Using ArrowDataset with tf.data.Dataset.interleave causes crashes

Question

Using ArrowDataset with tf.data.Dataset.interleave causes crashes

sebp opened this issue a year ago · 0 comments

Description

I want to use ArrowDataset to directly load record patches from a string Tensor via tf.data.Dataset.interleave, however the program completely crashes instead.

Actual result

2023-04-28 11:05:47.396681: I tensorflow/core/platform/cpu_feature_guard.cc:182] This TensorFlow binary is optimized to use available CPU instructions in performance-critical operations.
To enable the following instructions: AVX2 FMA, in other operations, rebuild TensorFlow with the appropriate compiler flags.

* **SET PROBLEM**:
Extend the issue report about ArrowDataset crashing under tf.data.Dataset.interleave, picking up right after its final line.

* **RAW DATA**:
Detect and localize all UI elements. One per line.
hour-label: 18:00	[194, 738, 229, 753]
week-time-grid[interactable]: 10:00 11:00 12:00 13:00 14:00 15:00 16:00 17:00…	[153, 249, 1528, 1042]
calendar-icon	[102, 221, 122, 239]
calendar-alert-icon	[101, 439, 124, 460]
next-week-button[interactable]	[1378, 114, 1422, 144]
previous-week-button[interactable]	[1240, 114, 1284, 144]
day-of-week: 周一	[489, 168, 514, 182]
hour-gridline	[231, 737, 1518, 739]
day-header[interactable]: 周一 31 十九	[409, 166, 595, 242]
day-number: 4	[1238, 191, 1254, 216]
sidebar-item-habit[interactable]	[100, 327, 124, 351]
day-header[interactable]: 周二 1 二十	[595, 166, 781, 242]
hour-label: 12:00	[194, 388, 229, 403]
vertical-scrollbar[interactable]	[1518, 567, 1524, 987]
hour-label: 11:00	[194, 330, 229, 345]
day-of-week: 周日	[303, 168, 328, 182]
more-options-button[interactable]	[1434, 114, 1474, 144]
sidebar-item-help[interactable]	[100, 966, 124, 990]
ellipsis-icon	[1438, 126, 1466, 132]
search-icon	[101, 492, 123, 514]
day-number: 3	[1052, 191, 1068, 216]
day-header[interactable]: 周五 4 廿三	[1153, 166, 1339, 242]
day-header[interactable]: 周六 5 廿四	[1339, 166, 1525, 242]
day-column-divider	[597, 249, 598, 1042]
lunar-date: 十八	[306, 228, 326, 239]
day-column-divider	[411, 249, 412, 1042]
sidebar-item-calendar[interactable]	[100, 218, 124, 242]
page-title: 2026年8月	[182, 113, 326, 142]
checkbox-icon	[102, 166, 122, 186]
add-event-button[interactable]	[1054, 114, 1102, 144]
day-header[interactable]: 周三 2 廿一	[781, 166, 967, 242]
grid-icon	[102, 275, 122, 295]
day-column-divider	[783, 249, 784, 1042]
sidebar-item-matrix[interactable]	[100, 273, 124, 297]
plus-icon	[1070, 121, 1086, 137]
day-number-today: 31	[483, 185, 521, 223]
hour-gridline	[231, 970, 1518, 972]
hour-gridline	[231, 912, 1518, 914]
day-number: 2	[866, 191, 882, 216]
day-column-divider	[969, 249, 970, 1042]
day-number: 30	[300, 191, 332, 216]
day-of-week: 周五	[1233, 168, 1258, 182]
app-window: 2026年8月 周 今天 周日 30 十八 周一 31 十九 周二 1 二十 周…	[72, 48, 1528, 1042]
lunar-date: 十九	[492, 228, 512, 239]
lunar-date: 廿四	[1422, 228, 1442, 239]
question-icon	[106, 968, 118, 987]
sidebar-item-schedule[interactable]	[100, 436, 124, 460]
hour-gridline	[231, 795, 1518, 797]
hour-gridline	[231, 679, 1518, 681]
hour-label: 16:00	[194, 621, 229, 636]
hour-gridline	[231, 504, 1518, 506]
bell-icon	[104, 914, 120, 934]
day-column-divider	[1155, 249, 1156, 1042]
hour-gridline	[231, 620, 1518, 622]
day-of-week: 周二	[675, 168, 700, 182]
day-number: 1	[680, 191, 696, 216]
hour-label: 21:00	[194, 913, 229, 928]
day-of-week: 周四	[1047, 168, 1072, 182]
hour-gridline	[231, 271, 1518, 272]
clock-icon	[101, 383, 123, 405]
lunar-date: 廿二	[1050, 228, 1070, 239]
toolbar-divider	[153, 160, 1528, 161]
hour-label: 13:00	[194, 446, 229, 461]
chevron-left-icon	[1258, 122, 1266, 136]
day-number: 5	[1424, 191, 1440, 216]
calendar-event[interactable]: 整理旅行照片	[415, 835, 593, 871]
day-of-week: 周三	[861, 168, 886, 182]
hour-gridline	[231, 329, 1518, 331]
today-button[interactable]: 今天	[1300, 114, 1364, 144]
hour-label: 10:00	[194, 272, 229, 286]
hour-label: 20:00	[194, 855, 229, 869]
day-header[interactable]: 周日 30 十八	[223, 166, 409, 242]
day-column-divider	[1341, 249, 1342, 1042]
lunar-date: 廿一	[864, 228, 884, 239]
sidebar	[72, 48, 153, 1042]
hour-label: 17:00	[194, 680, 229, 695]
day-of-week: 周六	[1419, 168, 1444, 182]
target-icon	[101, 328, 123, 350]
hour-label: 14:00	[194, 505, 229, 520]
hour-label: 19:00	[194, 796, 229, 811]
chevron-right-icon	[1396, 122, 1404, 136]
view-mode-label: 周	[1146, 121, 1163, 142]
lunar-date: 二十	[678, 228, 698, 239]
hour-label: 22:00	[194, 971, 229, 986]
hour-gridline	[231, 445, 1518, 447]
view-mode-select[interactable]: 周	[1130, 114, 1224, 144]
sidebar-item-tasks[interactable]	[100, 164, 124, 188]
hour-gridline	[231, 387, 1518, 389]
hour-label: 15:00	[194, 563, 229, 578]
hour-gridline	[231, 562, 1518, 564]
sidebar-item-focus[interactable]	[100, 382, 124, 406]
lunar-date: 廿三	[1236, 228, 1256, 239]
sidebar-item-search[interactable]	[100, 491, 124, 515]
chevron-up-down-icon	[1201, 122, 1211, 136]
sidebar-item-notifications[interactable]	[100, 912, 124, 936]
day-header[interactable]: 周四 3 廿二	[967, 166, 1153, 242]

* **EXERCISE OUTPUT**:
2023-04-28 11:05:47.960406: W tensorflow/compiler/tf2tensorrt/utils/py_utils.cc:38] TF-TRT Warning: Could not find TensorRT
2023-04-28 11:05:48.626703: I tensorflow_io/core/kernels/cpu_check.cc:128] Your CPU supports instructions that this TensorFlow IO binary was not compiled to use: AVX2 FMA
2023-04-28 11:05:48.734126: I tensorflow/core/common_runtime/executor.cc:1197] [/device:CPU:0] (DEBUG INFO) Executor start aborting (this does not indicate an error and you can ignore this message): INVALID_ARGUMENT: You must feed a value for placeholder tensor 'Placeholder/_0' with dtype string and shape [3]
         [[{{node Placeholder/_0}}]]
2023-04-28 11:05:48.734300: I tensorflow/core/common_runtime/executor.cc:1197] [/device:CPU:0] (DEBUG INFO) Executor start aborting (this does not indicate an error and you can ignore this message): INVALID_ARGUMENT: You must feed a value for placeholder tensor 'Placeholder/_0' with dtype string and shape [3]
         [[{{node Placeholder/_0}}]]
2023-04-28 11:05:48.745237: E tensorflow/core/framework/dataset.cc:617] UNIMPLEMENTED: Cannot compute input sources for dataset of type IO>ArrowSerializedDataset, because the dataset does not implement `InputDatasets`.
2023-04-28 11:05:48.745307: E tensorflow/core/framework/dataset.cc:621] UNIMPLEMENTED: Cannot merge options for dataset of type IO>ArrowSerializedDataset, because the dataset does not implement `InputDatasets`.
external/arrow/cpp/src/arrow/array/data.cc:95:  Check failed: (off) <= (length) Slice offset greater than array length
fish: Job 1, ''python arr.py' terminated by signal SIGABRT (Abort)

Expected result

Same output as if passing list of record batches directly to ArrowDataset.from_record_batches.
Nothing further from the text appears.